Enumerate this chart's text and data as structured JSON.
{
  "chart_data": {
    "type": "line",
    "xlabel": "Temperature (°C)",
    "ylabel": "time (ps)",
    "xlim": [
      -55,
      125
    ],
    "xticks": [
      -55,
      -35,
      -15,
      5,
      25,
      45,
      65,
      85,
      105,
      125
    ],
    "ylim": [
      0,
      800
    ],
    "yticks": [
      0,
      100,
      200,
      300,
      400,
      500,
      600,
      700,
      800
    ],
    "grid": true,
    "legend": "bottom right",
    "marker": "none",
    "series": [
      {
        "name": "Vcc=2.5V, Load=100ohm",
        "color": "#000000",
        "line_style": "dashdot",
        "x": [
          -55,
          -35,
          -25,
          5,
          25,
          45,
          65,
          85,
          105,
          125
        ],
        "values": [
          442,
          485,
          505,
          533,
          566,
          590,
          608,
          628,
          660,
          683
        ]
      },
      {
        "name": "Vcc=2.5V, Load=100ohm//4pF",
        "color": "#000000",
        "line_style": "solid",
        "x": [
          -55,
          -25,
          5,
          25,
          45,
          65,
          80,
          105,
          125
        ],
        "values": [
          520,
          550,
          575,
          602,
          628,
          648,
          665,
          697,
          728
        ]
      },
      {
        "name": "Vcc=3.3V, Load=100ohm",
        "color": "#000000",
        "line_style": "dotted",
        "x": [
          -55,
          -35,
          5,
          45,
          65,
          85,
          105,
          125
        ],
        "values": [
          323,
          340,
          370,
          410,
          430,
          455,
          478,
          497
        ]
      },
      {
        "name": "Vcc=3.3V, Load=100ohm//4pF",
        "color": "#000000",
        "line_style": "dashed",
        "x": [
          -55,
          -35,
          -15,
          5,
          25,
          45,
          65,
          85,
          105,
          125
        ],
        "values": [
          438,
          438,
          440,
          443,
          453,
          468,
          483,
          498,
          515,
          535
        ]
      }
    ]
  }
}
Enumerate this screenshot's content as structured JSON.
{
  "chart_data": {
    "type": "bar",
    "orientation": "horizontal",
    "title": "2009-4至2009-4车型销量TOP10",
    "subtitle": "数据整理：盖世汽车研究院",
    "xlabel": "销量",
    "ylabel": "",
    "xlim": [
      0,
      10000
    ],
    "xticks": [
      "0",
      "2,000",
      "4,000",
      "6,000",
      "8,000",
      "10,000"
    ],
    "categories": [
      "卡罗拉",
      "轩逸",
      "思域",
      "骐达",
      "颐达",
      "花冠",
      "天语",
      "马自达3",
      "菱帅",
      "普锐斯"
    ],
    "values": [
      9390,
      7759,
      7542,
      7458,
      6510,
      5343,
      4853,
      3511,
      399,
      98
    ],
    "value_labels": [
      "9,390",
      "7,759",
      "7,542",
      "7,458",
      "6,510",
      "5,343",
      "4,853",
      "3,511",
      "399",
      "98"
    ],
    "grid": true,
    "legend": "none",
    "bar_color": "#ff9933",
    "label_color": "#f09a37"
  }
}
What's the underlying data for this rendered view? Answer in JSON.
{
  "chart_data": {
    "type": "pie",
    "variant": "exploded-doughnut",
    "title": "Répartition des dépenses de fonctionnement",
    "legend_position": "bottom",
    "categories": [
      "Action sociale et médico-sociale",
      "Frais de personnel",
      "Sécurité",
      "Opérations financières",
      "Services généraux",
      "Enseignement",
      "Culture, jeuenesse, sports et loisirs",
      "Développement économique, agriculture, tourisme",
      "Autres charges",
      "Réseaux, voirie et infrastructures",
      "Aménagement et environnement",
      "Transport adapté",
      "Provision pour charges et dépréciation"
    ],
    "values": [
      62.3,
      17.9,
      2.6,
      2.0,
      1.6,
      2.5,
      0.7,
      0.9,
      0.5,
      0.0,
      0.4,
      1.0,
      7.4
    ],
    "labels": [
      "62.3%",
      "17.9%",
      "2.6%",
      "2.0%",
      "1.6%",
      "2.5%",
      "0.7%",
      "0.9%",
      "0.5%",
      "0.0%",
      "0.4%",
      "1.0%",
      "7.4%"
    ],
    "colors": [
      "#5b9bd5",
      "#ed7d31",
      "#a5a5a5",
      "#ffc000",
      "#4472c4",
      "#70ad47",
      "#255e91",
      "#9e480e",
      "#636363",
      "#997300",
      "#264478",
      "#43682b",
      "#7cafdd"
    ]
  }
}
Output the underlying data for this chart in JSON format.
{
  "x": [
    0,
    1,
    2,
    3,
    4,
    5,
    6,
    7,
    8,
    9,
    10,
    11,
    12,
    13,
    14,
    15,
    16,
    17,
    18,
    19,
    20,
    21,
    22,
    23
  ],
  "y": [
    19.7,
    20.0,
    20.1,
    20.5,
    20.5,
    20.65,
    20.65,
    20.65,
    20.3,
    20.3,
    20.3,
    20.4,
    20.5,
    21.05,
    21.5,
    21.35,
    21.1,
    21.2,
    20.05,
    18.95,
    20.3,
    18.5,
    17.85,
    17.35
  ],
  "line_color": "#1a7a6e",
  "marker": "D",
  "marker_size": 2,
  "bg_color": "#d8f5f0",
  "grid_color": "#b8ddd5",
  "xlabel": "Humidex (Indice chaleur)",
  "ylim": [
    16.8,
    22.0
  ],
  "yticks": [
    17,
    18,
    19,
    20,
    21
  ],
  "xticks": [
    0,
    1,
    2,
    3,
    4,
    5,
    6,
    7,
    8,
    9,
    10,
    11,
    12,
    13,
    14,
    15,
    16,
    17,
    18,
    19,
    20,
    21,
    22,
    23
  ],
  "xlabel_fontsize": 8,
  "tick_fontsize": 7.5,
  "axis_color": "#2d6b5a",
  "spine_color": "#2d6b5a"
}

PROBLEM DETAILS
From the data above, copy each line where the string "Load" appears.

THE COMPLETED TASK
        "name": "Vcc=2.5V, Load=100ohm",
        "name": "Vcc=2.5V, Load=100ohm//4pF",
        "name": "Vcc=3.3V, Load=100ohm",
        "name": "Vcc=3.3V, Load=100ohm//4pF",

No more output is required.